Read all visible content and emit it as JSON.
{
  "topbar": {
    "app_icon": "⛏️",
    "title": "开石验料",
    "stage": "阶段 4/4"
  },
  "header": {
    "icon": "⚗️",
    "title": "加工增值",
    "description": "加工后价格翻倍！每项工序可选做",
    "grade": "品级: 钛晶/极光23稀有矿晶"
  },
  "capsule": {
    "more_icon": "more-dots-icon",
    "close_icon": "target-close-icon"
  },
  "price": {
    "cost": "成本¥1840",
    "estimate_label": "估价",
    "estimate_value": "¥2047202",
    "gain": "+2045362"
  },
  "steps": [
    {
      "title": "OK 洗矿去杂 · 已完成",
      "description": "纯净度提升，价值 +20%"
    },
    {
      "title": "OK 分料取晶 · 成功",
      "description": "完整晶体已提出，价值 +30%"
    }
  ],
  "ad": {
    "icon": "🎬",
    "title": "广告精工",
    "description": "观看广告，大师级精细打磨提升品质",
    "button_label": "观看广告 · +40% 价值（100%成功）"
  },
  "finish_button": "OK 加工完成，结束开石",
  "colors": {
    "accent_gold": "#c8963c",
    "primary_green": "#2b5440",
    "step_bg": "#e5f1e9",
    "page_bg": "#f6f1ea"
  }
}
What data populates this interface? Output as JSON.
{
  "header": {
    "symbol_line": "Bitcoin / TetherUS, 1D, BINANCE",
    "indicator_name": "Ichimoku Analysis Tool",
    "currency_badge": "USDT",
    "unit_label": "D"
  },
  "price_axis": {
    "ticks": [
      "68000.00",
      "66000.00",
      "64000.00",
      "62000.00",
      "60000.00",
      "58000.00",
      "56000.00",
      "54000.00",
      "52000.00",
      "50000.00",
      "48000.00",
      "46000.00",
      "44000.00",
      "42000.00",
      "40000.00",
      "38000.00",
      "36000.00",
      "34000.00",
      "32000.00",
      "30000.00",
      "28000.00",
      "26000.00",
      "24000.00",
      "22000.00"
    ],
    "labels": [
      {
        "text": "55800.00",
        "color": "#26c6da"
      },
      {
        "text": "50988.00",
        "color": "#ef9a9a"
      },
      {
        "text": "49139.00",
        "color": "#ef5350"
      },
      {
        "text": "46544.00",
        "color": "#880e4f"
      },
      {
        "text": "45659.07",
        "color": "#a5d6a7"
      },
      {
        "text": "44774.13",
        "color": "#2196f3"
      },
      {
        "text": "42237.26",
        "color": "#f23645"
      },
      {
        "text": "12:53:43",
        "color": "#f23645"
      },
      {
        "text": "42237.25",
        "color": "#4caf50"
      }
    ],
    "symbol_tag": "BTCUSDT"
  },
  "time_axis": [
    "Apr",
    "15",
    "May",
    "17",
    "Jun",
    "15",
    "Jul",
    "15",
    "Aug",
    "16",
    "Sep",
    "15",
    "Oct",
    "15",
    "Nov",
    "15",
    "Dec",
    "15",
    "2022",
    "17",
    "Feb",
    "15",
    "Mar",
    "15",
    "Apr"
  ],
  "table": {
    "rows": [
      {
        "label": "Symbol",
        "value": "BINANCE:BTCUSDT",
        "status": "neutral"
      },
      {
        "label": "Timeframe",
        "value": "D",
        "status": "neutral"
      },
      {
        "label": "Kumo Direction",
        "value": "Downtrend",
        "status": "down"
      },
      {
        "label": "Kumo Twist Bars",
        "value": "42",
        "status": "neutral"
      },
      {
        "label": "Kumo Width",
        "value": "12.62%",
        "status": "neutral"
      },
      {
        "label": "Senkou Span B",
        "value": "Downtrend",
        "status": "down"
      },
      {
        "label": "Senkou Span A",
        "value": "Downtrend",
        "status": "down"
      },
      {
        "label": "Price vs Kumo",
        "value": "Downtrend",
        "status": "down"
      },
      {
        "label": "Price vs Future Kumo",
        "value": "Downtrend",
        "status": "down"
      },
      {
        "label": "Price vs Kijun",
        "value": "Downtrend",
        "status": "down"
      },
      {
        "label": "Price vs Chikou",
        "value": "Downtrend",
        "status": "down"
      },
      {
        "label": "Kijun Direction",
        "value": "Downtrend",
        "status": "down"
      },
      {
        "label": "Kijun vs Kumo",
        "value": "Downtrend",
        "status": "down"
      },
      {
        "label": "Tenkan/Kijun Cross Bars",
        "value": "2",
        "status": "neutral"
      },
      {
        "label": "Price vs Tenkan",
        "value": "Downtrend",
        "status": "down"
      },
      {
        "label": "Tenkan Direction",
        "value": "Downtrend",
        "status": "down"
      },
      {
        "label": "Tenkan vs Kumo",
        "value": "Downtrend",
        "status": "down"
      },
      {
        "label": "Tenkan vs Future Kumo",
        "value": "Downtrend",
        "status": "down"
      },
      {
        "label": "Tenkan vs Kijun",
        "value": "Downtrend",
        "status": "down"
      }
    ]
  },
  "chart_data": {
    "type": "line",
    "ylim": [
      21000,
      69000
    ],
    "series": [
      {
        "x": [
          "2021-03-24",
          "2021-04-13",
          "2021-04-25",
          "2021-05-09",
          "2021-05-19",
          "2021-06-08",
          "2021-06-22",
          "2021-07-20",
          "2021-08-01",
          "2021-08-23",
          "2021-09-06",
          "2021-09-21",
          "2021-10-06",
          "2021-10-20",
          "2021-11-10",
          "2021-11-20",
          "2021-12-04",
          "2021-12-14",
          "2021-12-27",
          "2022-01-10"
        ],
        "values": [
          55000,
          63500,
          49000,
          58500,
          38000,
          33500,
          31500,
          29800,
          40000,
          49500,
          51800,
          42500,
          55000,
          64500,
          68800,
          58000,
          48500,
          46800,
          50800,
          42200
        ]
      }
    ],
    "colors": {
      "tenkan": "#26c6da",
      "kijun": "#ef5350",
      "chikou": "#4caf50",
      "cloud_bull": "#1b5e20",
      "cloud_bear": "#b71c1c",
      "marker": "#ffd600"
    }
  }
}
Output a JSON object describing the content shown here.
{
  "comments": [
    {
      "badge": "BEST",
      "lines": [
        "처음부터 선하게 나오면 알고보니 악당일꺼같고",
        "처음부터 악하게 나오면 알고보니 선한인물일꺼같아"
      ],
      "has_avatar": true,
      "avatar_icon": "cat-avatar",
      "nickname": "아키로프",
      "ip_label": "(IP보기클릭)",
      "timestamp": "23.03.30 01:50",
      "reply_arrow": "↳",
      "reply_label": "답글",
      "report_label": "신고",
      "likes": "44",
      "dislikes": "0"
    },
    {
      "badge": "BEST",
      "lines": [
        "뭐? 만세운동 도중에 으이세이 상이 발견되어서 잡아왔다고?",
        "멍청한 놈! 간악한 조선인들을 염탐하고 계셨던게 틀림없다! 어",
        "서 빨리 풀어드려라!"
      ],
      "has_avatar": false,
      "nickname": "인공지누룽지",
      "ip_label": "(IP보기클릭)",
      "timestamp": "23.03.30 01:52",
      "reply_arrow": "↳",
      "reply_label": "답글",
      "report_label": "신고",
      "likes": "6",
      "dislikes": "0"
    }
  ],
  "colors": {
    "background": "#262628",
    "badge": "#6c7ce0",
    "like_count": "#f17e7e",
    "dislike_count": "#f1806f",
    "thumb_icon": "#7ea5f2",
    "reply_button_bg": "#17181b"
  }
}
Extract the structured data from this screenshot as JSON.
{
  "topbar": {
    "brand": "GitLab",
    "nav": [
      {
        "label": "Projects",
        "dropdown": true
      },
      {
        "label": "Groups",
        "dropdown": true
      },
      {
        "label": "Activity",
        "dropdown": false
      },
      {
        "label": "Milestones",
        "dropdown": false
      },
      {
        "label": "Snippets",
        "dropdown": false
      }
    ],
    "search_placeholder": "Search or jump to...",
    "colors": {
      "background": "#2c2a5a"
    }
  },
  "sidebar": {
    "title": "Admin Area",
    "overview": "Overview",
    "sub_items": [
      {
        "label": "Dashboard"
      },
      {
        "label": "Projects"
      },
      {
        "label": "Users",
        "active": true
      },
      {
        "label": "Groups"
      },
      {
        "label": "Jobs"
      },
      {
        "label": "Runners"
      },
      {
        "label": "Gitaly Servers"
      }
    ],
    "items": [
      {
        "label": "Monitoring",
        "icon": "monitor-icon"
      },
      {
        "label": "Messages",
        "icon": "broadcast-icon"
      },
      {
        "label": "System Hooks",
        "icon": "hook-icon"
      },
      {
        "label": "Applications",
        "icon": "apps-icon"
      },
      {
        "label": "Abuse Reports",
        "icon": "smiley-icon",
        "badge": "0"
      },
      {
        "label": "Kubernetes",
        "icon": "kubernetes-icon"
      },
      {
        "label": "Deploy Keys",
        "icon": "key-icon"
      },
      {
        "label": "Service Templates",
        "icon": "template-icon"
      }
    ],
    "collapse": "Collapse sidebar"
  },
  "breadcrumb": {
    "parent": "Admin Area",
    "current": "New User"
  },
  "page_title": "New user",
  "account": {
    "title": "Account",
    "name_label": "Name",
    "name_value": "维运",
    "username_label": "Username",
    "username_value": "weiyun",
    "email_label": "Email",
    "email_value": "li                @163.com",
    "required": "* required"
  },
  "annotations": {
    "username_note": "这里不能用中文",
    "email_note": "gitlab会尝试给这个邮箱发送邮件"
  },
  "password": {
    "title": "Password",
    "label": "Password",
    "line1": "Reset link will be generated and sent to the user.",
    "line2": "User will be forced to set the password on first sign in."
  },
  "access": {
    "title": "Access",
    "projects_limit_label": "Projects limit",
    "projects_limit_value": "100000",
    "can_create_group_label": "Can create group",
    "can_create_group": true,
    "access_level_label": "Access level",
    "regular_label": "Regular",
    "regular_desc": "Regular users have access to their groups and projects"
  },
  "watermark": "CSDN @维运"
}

• • • •

= Your goal =
Which lines hold the string "Output"? Copy all of them from the data above.

= Solution for this exercise =
What data populates this interface? Output as JSON.
Output a JSON object describing the content shown here.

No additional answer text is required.